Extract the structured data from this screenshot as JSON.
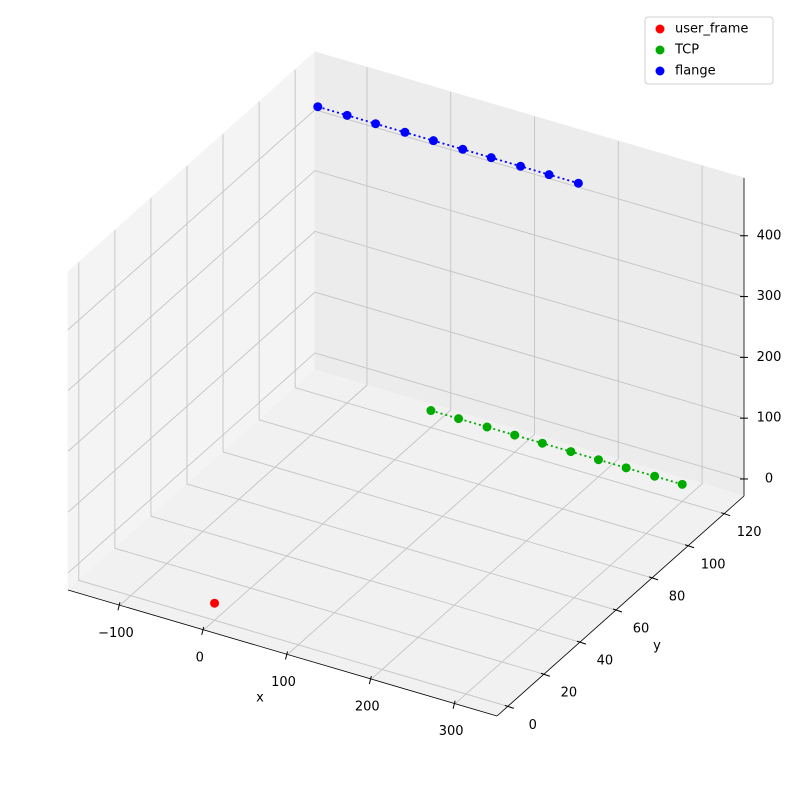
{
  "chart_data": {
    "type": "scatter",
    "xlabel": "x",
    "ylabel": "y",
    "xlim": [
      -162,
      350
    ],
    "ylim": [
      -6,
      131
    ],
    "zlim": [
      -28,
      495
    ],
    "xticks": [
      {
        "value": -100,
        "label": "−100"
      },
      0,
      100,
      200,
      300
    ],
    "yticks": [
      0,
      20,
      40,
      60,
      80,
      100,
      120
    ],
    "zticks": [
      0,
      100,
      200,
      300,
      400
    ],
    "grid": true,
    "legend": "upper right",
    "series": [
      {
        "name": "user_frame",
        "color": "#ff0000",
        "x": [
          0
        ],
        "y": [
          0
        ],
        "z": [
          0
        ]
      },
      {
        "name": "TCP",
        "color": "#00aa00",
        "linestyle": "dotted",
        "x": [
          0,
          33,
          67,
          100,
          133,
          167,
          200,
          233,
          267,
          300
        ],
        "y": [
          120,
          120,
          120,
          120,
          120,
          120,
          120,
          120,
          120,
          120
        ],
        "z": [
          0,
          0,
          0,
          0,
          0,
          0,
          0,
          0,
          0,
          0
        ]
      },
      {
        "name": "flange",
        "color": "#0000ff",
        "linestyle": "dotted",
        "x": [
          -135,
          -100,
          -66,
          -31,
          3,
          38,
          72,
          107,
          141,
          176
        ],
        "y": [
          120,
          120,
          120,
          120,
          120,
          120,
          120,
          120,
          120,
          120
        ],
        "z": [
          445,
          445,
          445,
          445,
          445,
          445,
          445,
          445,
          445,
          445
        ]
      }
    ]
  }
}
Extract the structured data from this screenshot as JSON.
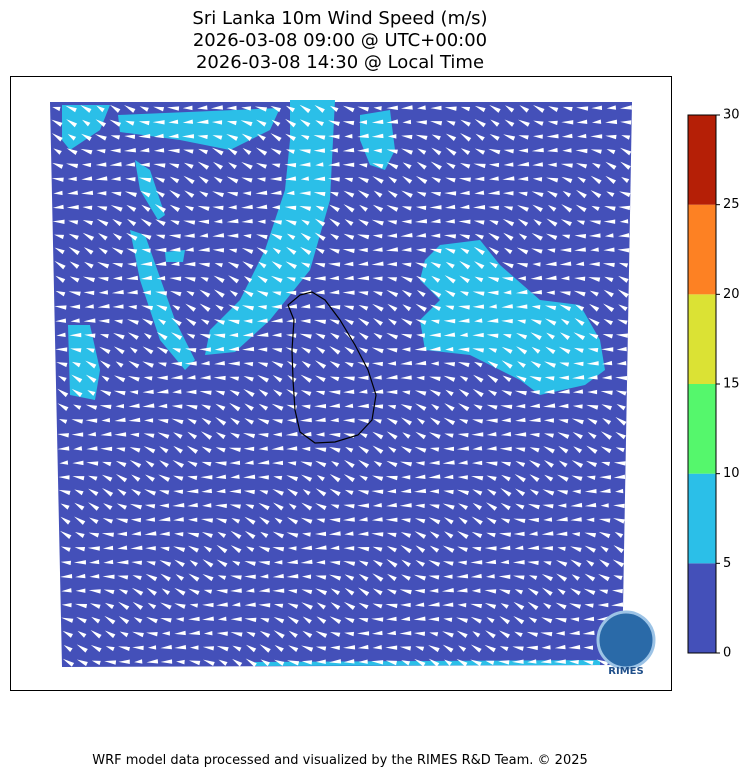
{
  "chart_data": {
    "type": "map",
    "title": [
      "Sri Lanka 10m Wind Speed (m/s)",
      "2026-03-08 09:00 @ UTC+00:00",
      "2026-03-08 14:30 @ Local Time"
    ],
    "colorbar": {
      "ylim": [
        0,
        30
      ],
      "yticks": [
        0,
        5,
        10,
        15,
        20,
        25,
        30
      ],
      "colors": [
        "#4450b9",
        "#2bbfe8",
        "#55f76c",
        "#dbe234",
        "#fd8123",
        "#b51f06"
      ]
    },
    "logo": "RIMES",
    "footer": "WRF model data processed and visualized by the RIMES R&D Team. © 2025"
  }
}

----------------------------------------

Using the material above, report each line where "RIMES" occurs.

**In response:**
    "logo": "RIMES",
    "footer": "WRF model data processed and visualized by the RIMES R&D Team. © 2025"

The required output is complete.